**Material for this exercise:**
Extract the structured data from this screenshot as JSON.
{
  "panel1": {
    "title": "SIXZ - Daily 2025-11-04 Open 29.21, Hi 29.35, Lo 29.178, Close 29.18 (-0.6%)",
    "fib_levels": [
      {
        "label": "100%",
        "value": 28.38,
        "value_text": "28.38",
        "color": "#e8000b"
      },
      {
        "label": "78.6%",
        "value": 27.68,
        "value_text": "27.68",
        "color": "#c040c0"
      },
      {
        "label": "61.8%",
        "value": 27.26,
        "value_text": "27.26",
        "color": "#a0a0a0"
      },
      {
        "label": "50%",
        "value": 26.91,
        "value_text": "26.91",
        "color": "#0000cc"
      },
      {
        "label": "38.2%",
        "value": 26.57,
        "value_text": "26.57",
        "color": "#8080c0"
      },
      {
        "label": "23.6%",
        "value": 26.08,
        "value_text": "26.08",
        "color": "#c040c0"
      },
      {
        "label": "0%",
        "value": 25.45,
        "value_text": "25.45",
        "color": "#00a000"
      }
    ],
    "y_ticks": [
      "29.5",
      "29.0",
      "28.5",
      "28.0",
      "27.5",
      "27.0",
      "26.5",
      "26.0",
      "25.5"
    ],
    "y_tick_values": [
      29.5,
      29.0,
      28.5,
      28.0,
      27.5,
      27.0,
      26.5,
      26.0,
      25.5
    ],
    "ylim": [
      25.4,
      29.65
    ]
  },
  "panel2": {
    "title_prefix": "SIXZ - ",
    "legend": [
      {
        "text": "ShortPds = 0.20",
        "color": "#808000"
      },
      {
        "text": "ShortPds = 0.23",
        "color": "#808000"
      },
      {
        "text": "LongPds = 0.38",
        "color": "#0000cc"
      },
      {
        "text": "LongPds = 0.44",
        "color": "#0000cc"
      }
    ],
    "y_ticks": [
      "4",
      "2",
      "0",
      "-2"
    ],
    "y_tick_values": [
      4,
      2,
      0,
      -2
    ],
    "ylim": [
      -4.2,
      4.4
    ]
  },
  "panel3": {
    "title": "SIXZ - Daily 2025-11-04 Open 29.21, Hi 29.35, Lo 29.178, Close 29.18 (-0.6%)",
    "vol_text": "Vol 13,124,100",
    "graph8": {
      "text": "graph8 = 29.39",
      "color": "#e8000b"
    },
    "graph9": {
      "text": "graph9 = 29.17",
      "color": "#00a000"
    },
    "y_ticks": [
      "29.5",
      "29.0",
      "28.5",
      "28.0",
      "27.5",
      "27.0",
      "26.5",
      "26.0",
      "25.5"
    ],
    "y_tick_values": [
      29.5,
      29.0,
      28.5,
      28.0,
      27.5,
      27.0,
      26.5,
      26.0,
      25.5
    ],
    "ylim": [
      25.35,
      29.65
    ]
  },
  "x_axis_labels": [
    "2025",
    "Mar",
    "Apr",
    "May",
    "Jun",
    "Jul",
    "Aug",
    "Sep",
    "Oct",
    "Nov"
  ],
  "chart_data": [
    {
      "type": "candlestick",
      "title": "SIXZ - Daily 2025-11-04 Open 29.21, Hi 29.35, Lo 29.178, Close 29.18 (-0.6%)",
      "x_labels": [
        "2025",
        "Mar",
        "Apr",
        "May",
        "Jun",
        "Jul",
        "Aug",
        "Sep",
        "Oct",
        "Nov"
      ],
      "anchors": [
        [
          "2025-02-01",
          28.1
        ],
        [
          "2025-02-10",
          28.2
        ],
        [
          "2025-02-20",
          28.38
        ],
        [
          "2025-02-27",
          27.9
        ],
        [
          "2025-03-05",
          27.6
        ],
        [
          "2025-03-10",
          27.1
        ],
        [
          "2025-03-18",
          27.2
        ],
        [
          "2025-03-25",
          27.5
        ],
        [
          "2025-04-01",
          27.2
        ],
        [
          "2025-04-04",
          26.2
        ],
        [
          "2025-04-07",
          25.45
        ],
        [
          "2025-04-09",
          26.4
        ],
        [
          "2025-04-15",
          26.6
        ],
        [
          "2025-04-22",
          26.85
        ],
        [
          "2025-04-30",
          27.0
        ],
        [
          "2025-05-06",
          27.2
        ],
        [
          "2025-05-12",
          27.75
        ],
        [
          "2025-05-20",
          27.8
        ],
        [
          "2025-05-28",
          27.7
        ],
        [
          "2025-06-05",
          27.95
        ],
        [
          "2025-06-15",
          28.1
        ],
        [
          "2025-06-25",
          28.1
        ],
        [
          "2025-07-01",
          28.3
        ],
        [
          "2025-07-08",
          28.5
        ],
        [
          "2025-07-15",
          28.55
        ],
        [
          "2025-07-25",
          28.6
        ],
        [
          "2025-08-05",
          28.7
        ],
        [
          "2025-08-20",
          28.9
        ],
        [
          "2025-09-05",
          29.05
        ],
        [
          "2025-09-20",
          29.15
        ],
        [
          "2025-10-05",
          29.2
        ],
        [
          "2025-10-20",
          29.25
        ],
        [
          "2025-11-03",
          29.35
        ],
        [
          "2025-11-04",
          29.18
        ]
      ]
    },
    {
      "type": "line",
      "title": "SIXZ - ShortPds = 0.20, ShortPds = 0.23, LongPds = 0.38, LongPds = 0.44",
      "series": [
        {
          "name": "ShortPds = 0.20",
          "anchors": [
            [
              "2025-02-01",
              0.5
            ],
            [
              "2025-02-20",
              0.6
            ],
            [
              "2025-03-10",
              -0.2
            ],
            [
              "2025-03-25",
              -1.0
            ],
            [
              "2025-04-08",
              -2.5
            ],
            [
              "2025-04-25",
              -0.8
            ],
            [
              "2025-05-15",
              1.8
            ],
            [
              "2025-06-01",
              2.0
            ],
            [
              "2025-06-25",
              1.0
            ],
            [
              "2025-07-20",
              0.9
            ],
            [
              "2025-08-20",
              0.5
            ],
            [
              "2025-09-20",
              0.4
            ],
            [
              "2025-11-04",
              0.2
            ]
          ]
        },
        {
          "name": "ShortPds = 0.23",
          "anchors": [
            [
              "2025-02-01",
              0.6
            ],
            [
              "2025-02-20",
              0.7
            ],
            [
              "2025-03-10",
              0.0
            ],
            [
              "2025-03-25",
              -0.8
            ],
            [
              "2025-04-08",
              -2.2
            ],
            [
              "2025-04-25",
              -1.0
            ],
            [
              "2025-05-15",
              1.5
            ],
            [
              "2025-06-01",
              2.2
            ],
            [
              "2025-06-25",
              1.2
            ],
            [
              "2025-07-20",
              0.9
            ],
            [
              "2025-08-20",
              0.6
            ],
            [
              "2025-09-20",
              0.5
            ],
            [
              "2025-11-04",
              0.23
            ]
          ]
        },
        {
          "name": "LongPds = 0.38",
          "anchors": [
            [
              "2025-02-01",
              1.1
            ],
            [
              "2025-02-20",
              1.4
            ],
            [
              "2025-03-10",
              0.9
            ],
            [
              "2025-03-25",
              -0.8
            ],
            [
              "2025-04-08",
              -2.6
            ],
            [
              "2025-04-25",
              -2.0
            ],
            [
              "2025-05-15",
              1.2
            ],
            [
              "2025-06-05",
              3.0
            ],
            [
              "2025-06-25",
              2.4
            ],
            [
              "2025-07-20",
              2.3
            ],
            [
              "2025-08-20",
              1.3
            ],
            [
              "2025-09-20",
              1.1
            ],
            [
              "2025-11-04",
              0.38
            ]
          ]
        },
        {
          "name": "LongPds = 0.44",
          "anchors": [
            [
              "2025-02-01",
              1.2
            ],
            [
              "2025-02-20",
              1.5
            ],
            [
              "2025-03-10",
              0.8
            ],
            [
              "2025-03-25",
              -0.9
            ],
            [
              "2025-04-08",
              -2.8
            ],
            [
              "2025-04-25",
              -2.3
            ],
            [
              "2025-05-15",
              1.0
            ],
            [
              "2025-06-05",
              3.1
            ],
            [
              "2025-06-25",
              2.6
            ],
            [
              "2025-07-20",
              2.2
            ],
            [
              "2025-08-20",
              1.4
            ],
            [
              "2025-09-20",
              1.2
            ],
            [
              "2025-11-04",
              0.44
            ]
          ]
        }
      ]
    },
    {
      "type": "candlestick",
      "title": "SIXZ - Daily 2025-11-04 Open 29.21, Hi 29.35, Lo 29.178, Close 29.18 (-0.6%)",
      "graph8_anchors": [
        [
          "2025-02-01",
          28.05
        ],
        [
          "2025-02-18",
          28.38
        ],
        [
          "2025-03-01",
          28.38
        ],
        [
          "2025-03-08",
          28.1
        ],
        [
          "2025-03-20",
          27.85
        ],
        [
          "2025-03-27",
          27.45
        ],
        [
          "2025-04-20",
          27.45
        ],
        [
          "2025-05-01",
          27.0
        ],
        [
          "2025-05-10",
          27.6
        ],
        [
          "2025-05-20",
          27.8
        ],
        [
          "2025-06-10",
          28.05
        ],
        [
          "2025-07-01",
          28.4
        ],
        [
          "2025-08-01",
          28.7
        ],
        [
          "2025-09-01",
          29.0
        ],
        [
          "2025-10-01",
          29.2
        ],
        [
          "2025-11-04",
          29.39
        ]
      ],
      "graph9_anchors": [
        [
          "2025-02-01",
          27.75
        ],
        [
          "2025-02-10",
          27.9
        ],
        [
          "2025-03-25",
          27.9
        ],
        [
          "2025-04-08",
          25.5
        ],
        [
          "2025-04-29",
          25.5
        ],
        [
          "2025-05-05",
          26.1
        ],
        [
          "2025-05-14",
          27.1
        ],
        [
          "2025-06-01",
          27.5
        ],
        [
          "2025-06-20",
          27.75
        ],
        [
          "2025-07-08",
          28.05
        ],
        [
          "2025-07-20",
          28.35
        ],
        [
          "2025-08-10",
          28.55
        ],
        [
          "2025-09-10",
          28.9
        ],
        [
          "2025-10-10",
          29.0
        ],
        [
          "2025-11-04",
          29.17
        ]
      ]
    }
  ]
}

**Your objective:** List every line from the entries above in which "ShortPds" appears.

**Result for this task:**
        "text": "ShortPds = 0.20",
        "text": "ShortPds = 0.23",
      "title": "SIXZ - ShortPds = 0.20, ShortPds = 0.23, LongPds = 0.38, LongPds = 0.44",
          "name": "ShortPds = 0.20",
          "name": "ShortPds = 0.23",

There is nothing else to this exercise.